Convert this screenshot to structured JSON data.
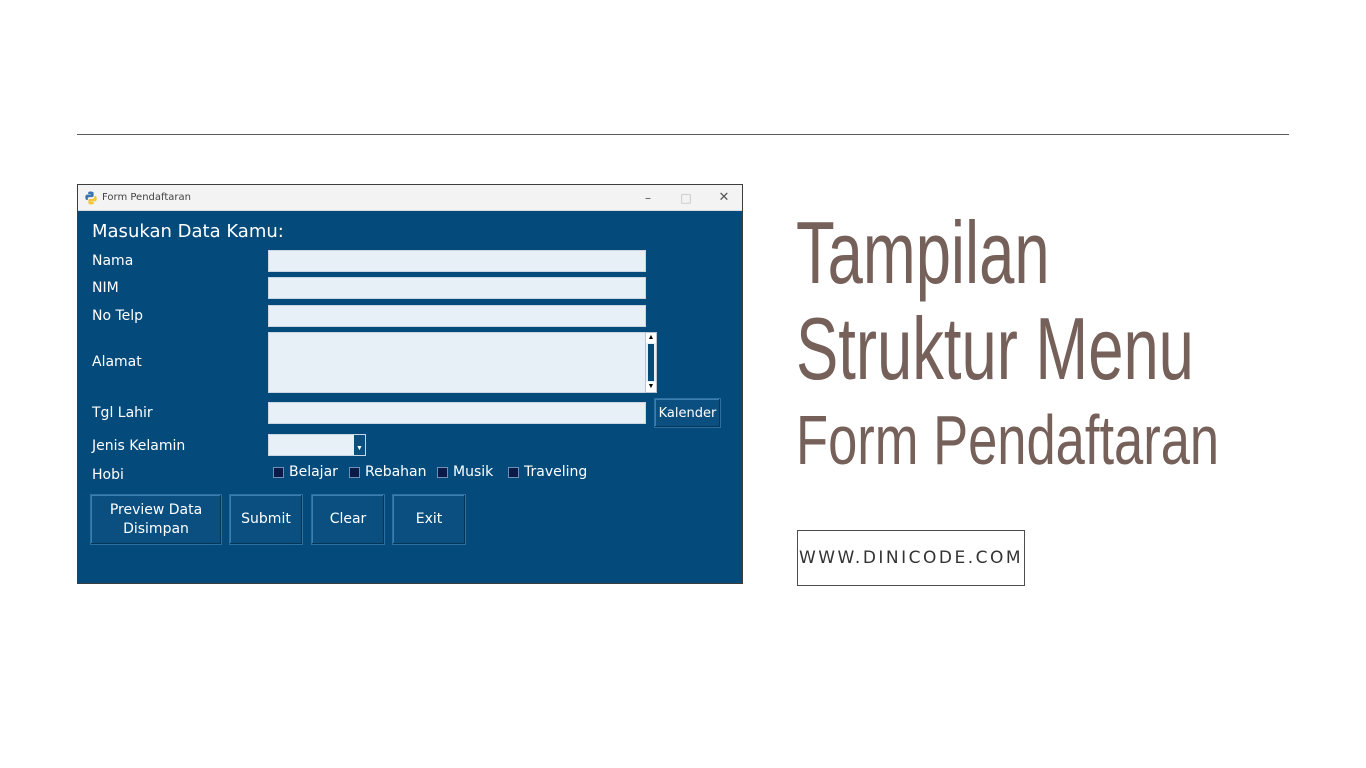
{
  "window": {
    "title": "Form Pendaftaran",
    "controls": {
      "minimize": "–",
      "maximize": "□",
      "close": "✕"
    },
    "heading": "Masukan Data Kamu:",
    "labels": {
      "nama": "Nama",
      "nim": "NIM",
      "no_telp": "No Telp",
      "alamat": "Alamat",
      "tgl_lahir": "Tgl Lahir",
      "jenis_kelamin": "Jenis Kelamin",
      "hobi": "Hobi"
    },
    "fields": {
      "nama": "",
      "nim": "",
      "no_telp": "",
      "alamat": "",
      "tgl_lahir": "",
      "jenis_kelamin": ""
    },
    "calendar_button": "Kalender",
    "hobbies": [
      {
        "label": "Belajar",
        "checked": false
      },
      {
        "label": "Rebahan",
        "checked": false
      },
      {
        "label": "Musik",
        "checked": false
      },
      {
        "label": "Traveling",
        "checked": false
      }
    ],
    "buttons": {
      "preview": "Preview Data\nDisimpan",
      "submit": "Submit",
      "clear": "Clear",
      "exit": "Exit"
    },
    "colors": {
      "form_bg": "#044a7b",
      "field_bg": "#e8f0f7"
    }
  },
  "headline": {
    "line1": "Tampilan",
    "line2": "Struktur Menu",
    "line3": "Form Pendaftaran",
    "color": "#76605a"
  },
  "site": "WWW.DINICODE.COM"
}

==*==

Transcribe the whole listing exactly. Pictures are excluded.

Convert this screenshot to structured JSON data.
{
  "window": {
    "title": "Form Pendaftaran",
    "controls": {
      "minimize": "–",
      "maximize": "□",
      "close": "✕"
    },
    "heading": "Masukan Data Kamu:",
    "labels": {
      "nama": "Nama",
      "nim": "NIM",
      "no_telp": "No Telp",
      "alamat": "Alamat",
      "tgl_lahir": "Tgl Lahir",
      "jenis_kelamin": "Jenis Kelamin",
      "hobi": "Hobi"
    },
    "fields": {
      "nama": "",
      "nim": "",
      "no_telp": "",
      "alamat": "",
      "tgl_lahir": "",
      "jenis_kelamin": ""
    },
    "calendar_button": "Kalender",
    "hobbies": [
      {
        "label": "Belajar",
        "checked": false
      },
      {
        "label": "Rebahan",
        "checked": false
      },
      {
        "label": "Musik",
        "checked": false
      },
      {
        "label": "Traveling",
        "checked": false
      }
    ],
    "buttons": {
      "preview": "Preview Data\nDisimpan",
      "submit": "Submit",
      "clear": "Clear",
      "exit": "Exit"
    },
    "colors": {
      "form_bg": "#044a7b",
      "field_bg": "#e8f0f7"
    }
  },
  "headline": {
    "line1": "Tampilan",
    "line2": "Struktur Menu",
    "line3": "Form Pendaftaran",
    "color": "#76605a"
  },
  "site": "WWW.DINICODE.COM"
}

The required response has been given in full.